→ WHAT IS BEING ASKED: Check each line below for "Spectral" and report how many have it, nothing else.

→ DATA SHOWN:
______________________________
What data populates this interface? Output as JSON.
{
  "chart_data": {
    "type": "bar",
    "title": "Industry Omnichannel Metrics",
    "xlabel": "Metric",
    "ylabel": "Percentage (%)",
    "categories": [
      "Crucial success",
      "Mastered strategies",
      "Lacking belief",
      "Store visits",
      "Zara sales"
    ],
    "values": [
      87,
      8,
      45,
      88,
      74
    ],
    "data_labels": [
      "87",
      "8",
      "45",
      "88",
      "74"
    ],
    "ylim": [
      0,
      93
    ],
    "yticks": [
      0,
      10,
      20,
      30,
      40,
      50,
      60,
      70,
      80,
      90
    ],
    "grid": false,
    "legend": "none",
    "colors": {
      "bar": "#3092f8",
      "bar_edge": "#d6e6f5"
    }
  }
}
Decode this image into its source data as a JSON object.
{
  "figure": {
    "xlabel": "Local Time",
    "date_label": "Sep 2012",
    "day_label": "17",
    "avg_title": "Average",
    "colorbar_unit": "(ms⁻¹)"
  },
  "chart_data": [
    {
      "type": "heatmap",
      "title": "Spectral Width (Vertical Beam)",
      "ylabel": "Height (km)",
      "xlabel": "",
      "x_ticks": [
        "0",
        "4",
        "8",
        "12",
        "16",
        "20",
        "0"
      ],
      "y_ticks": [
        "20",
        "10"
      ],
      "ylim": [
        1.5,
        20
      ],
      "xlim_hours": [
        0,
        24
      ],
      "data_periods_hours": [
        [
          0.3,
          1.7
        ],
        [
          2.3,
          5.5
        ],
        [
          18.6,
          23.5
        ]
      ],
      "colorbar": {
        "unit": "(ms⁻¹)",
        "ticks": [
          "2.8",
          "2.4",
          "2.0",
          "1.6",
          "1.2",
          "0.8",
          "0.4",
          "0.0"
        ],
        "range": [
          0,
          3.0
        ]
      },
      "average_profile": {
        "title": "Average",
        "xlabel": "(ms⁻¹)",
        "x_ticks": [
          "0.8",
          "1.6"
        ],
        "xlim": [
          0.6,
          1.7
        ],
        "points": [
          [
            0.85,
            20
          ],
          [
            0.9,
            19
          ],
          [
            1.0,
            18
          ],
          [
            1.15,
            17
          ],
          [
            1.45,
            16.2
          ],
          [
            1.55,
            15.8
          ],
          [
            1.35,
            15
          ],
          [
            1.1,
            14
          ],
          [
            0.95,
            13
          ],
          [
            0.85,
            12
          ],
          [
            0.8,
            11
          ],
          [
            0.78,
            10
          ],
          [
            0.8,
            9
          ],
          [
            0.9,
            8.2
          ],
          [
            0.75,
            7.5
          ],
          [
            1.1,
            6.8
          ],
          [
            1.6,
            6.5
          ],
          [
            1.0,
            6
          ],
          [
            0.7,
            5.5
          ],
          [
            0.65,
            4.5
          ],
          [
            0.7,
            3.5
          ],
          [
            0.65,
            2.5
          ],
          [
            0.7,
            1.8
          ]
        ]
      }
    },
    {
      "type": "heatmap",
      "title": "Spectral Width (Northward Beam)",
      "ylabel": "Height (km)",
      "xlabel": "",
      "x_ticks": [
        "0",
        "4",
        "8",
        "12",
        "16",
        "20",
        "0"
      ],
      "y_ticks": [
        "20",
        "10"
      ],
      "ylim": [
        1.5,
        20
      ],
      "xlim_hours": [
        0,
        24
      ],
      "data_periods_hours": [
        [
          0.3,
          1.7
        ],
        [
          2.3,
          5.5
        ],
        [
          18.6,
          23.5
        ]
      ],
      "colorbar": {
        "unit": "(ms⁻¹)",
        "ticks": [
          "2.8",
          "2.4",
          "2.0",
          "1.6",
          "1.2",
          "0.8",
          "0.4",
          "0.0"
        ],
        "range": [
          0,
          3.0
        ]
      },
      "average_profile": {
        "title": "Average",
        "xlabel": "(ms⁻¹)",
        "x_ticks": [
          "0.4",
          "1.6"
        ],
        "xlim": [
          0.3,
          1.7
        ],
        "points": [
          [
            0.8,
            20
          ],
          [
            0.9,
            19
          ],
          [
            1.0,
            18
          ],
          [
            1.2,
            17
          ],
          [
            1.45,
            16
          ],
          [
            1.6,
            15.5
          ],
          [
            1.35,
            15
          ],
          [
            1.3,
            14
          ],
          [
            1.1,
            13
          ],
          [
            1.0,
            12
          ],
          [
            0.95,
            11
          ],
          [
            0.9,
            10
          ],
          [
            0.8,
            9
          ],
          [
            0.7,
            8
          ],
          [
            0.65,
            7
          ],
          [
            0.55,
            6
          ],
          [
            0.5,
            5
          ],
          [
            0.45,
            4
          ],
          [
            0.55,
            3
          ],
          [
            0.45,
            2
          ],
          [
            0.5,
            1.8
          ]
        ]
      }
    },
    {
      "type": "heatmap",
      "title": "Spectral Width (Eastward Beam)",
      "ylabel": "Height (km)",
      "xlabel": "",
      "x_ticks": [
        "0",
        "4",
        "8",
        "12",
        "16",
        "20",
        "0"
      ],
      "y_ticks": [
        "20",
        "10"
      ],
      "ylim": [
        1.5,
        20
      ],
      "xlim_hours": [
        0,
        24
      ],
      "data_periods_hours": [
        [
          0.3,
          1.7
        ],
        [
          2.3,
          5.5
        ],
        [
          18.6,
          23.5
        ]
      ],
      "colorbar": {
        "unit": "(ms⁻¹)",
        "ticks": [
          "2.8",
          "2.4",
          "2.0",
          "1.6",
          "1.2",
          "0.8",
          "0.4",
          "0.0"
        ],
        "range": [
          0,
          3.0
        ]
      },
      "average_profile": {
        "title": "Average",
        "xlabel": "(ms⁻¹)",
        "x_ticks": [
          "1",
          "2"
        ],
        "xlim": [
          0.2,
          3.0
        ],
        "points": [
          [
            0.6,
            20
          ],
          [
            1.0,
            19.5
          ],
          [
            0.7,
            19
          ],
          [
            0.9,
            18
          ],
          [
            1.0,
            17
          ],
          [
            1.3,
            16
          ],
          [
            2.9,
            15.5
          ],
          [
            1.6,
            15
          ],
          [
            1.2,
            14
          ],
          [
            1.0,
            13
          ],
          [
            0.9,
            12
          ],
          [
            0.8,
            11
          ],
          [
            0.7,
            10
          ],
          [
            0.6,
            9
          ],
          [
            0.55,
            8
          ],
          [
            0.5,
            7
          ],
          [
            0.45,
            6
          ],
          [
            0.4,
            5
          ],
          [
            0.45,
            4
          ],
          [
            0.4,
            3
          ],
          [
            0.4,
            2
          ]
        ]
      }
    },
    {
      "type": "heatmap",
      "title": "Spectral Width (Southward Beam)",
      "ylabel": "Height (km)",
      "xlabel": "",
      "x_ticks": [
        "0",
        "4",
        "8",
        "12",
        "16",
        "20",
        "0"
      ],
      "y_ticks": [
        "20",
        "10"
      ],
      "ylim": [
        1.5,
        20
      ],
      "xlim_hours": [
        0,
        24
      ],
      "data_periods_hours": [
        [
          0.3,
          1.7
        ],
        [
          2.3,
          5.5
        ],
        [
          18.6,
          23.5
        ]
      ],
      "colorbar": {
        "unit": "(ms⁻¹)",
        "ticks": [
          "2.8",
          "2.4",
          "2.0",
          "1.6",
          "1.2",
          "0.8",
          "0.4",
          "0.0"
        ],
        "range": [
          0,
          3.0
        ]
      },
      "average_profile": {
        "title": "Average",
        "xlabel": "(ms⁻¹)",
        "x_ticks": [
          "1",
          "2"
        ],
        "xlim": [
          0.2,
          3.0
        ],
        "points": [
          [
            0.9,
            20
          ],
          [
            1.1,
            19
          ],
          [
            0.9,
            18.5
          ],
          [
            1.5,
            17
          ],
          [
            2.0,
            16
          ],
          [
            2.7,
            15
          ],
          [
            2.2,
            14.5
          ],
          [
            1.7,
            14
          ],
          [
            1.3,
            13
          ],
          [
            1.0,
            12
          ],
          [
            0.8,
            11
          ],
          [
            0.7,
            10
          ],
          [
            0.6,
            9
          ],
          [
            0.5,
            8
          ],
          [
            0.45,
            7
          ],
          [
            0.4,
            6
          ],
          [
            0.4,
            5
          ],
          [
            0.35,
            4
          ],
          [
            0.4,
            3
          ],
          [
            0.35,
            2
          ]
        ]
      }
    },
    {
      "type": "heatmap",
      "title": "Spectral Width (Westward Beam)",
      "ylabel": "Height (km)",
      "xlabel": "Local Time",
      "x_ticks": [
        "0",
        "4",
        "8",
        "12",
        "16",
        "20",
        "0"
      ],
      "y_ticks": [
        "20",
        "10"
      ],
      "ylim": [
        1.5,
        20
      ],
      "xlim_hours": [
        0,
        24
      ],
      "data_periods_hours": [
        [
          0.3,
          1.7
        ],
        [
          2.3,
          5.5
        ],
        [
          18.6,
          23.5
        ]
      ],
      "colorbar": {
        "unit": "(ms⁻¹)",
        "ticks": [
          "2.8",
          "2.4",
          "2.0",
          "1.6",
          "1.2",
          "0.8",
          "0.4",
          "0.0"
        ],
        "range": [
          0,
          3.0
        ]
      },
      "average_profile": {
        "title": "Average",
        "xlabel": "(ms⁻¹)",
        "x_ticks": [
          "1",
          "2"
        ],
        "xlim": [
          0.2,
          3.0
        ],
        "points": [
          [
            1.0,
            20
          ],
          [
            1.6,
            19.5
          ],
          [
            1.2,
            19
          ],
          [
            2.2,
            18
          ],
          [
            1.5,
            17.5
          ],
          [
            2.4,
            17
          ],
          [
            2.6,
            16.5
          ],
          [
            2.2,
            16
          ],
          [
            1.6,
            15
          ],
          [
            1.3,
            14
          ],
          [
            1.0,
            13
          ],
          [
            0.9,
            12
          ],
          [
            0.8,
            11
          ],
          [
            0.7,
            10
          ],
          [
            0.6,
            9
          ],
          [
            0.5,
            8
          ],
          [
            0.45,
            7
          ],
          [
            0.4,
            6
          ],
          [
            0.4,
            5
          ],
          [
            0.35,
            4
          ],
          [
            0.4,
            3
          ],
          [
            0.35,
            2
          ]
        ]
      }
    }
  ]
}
______________________________
→ FINISHED EXERCISE: 5